DATASET RECORDS:
+ + + + + + +

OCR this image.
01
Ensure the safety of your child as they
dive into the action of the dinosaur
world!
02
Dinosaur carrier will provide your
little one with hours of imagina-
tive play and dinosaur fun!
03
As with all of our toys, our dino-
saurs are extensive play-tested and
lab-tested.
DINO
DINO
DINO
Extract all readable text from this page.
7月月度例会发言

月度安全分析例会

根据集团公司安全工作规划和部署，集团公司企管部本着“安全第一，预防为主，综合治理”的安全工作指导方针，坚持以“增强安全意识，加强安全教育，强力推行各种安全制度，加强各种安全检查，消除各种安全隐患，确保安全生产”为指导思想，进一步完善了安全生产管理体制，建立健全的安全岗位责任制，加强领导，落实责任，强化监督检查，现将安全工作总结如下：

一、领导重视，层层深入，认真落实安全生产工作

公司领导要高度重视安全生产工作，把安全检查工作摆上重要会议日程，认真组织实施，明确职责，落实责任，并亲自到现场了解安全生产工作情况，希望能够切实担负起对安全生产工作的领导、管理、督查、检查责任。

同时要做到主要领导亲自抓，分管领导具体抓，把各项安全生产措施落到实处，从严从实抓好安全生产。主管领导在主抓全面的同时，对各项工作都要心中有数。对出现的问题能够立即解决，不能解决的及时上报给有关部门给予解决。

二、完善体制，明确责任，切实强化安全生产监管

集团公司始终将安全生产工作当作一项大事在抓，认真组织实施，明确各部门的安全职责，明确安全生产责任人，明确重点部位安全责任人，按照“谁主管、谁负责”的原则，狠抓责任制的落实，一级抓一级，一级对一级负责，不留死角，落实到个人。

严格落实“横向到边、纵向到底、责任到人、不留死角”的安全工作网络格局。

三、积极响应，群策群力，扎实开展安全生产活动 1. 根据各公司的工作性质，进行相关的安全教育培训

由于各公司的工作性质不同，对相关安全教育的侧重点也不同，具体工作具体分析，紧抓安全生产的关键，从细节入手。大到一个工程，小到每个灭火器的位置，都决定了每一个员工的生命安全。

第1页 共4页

+ + + + + + +

GOAL: Set down the entries above again, word for word.

THE REPLY:
OCR this image.
01
Ensure the safety of your child as they
dive into the action of the dinosaur
world!
02
Dinosaur carrier will provide your
little one with hours of imagina-
tive play and dinosaur fun!
03
As with all of our toys, our dino-
saurs are extensive play-tested and
lab-tested.
DINO
DINO
DINO
Extract all readable text from this page.
7月月度例会发言

月度安全分析例会

根据集团公司安全工作规划和部署，集团公司企管部本着“安全第一，预防为主，综合治理”的安全工作指导方针，坚持以“增强安全意识，加强安全教育，强力推行各种安全制度，加强各种安全检查，消除各种安全隐患，确保安全生产”为指导思想，进一步完善了安全生产管理体制，建立健全的安全岗位责任制，加强领导，落实责任，强化监督检查，现将安全工作总结如下：

一、领导重视，层层深入，认真落实安全生产工作

公司领导要高度重视安全生产工作，把安全检查工作摆上重要会议日程，认真组织实施，明确职责，落实责任，并亲自到现场了解安全生产工作情况，希望能够切实担负起对安全生产工作的领导、管理、督查、检查责任。

同时要做到主要领导亲自抓，分管领导具体抓，把各项安全生产措施落到实处，从严从实抓好安全生产。主管领导在主抓全面的同时，对各项工作都要心中有数。对出现的问题能够立即解决，不能解决的及时上报给有关部门给予解决。

二、完善体制，明确责任，切实强化安全生产监管

集团公司始终将安全生产工作当作一项大事在抓，认真组织实施，明确各部门的安全职责，明确安全生产责任人，明确重点部位安全责任人，按照“谁主管、谁负责”的原则，狠抓责任制的落实，一级抓一级，一级对一级负责，不留死角，落实到个人。

严格落实“横向到边、纵向到底、责任到人、不留死角”的安全工作网络格局。

三、积极响应，群策群力，扎实开展安全生产活动 1. 根据各公司的工作性质，进行相关的安全教育培训

由于各公司的工作性质不同，对相关安全教育的侧重点也不同，具体工作具体分析，紧抓安全生产的关键，从细节入手。大到一个工程，小到每个灭火器的位置，都决定了每一个员工的生命安全。

第1页 共4页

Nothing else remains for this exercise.